Transcribe all the records with complete accuracy.

[Provided records start]

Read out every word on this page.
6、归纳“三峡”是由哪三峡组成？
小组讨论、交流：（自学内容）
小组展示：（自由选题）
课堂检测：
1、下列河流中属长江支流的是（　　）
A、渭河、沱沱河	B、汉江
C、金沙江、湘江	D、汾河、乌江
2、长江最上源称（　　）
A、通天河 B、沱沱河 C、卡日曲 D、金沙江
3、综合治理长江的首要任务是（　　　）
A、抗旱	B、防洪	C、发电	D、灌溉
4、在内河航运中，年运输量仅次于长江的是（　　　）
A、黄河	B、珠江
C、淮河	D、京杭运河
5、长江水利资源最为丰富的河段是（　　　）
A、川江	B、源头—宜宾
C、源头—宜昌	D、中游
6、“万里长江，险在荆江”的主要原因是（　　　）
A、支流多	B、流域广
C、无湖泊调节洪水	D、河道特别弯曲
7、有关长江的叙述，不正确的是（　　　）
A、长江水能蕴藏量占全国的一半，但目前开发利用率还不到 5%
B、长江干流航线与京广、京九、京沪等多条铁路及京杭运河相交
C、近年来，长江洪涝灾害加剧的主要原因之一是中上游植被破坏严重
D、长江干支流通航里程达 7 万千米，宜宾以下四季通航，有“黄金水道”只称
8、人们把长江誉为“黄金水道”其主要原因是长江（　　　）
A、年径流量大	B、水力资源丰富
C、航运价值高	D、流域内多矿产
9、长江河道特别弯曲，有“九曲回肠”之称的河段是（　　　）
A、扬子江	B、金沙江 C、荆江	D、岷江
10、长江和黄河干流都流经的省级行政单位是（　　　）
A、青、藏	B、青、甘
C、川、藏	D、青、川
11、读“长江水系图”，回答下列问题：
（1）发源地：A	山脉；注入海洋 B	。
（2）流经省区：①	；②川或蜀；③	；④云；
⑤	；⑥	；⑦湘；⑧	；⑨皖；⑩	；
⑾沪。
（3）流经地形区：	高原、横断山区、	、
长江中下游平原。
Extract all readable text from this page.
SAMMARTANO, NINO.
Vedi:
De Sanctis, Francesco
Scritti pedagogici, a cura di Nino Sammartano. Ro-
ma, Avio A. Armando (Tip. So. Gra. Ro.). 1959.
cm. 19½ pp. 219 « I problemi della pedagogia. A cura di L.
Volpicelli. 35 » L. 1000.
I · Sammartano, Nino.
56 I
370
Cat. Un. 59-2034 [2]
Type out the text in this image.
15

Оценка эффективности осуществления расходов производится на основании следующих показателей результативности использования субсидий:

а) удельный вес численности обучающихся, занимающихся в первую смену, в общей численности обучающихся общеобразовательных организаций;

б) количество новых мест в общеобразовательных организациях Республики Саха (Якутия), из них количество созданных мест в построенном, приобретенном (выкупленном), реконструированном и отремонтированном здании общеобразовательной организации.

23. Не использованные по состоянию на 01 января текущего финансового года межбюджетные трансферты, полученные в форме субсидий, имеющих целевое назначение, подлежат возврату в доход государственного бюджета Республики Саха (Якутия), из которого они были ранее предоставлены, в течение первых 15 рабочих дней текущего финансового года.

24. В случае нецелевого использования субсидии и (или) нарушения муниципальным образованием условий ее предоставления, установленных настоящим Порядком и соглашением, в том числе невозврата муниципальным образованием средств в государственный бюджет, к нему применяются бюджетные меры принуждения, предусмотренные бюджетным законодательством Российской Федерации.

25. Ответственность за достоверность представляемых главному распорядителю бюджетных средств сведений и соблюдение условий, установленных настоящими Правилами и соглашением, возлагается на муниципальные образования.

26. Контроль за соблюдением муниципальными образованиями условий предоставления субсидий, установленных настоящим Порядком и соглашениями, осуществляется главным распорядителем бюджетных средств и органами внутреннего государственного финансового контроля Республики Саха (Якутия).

[Provided records end]

> _Solution below_
Read out every word on this page.
6、归纳“三峡”是由哪三峡组成？
小组讨论、交流：（自学内容）
小组展示：（自由选题）
课堂检测：
1、下列河流中属长江支流的是（　　）
A、渭河、沱沱河	B、汉江
C、金沙江、湘江	D、汾河、乌江
2、长江最上源称（　　）
A、通天河 B、沱沱河 C、卡日曲 D、金沙江
3、综合治理长江的首要任务是（　　　）
A、抗旱	B、防洪	C、发电	D、灌溉
4、在内河航运中，年运输量仅次于长江的是（　　　）
A、黄河	B、珠江
C、淮河	D、京杭运河
5、长江水利资源最为丰富的河段是（　　　）
A、川江	B、源头—宜宾
C、源头—宜昌	D、中游
6、“万里长江，险在荆江”的主要原因是（　　　）
A、支流多	B、流域广
C、无湖泊调节洪水	D、河道特别弯曲
7、有关长江的叙述，不正确的是（　　　）
A、长江水能蕴藏量占全国的一半，但目前开发利用率还不到 5%
B、长江干流航线与京广、京九、京沪等多条铁路及京杭运河相交
C、近年来，长江洪涝灾害加剧的主要原因之一是中上游植被破坏严重
D、长江干支流通航里程达 7 万千米，宜宾以下四季通航，有“黄金水道”只称
8、人们把长江誉为“黄金水道”其主要原因是长江（　　　）
A、年径流量大	B、水力资源丰富
C、航运价值高	D、流域内多矿产
9、长江河道特别弯曲，有“九曲回肠”之称的河段是（　　　）
A、扬子江	B、金沙江 C、荆江	D、岷江
10、长江和黄河干流都流经的省级行政单位是（　　　）
A、青、藏	B、青、甘
C、川、藏	D、青、川
11、读“长江水系图”，回答下列问题：
（1）发源地：A	山脉；注入海洋 B	。
（2）流经省区：①	；②川或蜀；③	；④云；
⑤	；⑥	；⑦湘；⑧	；⑨皖；⑩	；
⑾沪。
（3）流经地形区：	高原、横断山区、	、
长江中下游平原。
Extract all readable text from this page.
SAMMARTANO, NINO.
Vedi:
De Sanctis, Francesco
Scritti pedagogici, a cura di Nino Sammartano. Ro-
ma, Avio A. Armando (Tip. So. Gra. Ro.). 1959.
cm. 19½ pp. 219 « I problemi della pedagogia. A cura di L.
Volpicelli. 35 » L. 1000.
I · Sammartano, Nino.
56 I
370
Cat. Un. 59-2034 [2]
Type out the text in this image.
15

Оценка эффективности осуществления расходов производится на основании следующих показателей результативности использования субсидий:

а) удельный вес численности обучающихся, занимающихся в первую смену, в общей численности обучающихся общеобразовательных организаций;

б) количество новых мест в общеобразовательных организациях Республики Саха (Якутия), из них количество созданных мест в построенном, приобретенном (выкупленном), реконструированном и отремонтированном здании общеобразовательной организации.

23. Не использованные по состоянию на 01 января текущего финансового года межбюджетные трансферты, полученные в форме субсидий, имеющих целевое назначение, подлежат возврату в доход государственного бюджета Республики Саха (Якутия), из которого они были ранее предоставлены, в течение первых 15 рабочих дней текущего финансового года.

24. В случае нецелевого использования субсидии и (или) нарушения муниципальным образованием условий ее предоставления, установленных настоящим Порядком и соглашением, в том числе невозврата муниципальным образованием средств в государственный бюджет, к нему применяются бюджетные меры принуждения, предусмотренные бюджетным законодательством Российской Федерации.

25. Ответственность за достоверность представляемых главному распорядителю бюджетных средств сведений и соблюдение условий, установленных настоящими Правилами и соглашением, возлагается на муниципальные образования.

26. Контроль за соблюдением муниципальными образованиями условий предоставления субсидий, установленных настоящим Порядком и соглашениями, осуществляется главным распорядителем бюджетных средств и органами внутреннего государственного финансового контроля Республики Саха (Якутия).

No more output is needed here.